*Text*:
※
Eigentlich war ich mit ein paar Leuten verabredet zusammen zu fahren. Wir wollten uns um zehn Uhr an der Busstation treffen. Das waren Dahlia, Indonesierin, Horst, Österreicher, seine indonesische Freundin Citi, vielleicht Wolfgang, ein Deutscher, der sich anscheinend gerade in Horst´s Freundin Citi verliebte und seine Schwester, oder auch nicht, mit den beiden war wohl nicht zu rechnen. Außerdem war eine spanische Familie im Gespräch. Eine durchaus nicht ganz normale Familie, ich habe mich hin und wieder gefragt, was für einen Film die fahren. Auch bei den anderen war ich mir alles andere als sicher, daß sie kommen würden. Es war gut möglich, daß sie beim Frühstück ihre ganzen Pläne über den Haufen werfen würden, oder sich entschließen könnten, später zu fahren oder einfach aufgehalten würden. Ich rechnete nicht mit ihnen, und das sollte nicht geringe Umstände für mich mit sich bringen. Doch das erfuhr ich erst am Tobasee.
※
*Datenabschnitt*:

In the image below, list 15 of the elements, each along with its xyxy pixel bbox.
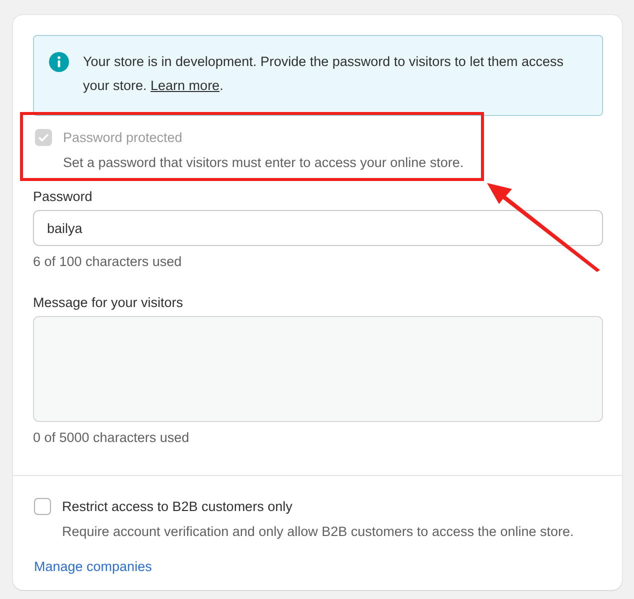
※
*Gestellte Anfrage*:
Zu welcher Uhrzeit war laut dem Text das Treffen an der Busstation geplant?

*Antwort*:
Um zehn Uhr.